→ What to produce:
Look below. Copy each line that has "village" in it.

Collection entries
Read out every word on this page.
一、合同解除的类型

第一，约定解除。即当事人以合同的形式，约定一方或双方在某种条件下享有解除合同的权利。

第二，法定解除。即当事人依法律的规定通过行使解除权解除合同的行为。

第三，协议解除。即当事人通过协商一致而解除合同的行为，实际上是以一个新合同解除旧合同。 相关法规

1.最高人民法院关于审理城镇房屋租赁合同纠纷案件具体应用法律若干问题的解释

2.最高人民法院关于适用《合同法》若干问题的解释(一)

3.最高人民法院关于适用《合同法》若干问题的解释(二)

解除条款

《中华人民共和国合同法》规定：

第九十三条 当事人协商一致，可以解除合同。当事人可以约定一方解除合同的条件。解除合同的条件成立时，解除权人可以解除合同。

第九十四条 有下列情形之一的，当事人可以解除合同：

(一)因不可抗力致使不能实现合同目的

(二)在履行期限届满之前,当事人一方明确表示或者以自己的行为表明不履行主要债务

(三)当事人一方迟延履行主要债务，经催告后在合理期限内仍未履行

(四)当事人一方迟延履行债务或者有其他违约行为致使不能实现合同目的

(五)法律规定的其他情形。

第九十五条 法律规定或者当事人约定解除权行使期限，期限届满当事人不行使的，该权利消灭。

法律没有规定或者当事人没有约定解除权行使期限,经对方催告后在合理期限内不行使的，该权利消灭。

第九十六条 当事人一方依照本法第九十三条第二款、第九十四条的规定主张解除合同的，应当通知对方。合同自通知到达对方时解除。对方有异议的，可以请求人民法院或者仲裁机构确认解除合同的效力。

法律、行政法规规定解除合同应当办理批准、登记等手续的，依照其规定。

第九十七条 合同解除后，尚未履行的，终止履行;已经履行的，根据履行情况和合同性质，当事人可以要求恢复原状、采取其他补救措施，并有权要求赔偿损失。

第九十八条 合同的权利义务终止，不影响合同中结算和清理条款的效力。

* * *

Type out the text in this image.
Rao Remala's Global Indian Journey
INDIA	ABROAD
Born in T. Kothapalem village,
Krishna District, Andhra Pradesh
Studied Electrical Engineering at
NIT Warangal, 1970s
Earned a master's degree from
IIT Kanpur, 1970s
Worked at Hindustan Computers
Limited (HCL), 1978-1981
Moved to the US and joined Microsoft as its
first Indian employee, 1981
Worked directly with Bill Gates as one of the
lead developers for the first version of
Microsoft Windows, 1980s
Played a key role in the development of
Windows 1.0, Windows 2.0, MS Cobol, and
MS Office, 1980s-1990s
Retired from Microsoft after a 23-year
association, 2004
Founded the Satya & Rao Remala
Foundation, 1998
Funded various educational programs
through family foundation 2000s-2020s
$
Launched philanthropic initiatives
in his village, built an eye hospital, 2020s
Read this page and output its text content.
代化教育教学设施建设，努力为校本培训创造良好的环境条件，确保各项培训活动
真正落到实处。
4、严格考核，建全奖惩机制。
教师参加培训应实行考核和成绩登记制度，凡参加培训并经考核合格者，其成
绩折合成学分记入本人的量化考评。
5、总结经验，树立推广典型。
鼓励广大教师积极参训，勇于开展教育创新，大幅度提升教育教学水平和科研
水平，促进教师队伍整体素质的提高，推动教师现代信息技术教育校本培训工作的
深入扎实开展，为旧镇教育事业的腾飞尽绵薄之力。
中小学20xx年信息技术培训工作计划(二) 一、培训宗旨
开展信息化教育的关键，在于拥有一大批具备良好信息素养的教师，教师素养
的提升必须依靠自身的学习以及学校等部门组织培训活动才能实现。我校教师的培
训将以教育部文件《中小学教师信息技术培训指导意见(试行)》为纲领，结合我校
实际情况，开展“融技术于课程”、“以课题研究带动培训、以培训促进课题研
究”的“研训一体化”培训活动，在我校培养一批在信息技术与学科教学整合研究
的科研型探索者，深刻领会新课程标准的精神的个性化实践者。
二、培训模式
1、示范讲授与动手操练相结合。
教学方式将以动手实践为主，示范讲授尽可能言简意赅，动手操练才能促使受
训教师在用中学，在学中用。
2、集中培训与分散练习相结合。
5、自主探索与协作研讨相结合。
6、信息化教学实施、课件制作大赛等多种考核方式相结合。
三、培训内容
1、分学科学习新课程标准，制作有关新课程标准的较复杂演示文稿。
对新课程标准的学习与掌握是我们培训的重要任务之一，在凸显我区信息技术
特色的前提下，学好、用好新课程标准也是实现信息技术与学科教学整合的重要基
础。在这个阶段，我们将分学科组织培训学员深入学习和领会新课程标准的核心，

→ Exercise output:
Born in T. Kothapalem village,
in his village, built an eye hospital, 2020s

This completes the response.